● **MATERIAL FOR THE TASK**
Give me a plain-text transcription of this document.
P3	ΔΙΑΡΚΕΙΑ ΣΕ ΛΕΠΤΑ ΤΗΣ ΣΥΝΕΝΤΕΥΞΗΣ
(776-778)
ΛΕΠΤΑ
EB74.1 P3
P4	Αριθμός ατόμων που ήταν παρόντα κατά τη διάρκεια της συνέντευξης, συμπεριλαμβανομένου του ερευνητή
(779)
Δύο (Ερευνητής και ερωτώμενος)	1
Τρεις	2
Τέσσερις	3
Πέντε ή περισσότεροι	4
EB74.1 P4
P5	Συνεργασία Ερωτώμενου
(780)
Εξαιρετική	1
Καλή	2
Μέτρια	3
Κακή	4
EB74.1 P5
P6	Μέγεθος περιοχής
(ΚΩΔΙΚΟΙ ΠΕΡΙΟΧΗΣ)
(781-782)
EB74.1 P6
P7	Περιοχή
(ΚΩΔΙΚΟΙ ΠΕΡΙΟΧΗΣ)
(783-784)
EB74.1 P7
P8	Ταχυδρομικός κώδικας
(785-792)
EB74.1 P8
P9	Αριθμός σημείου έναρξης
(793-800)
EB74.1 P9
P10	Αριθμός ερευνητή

● **WORK TO BE COMPLETED**
Count how many lines of the material hold the string "Αριθμός". Give the number and nothing more.

● **WORKED ANSWER**
3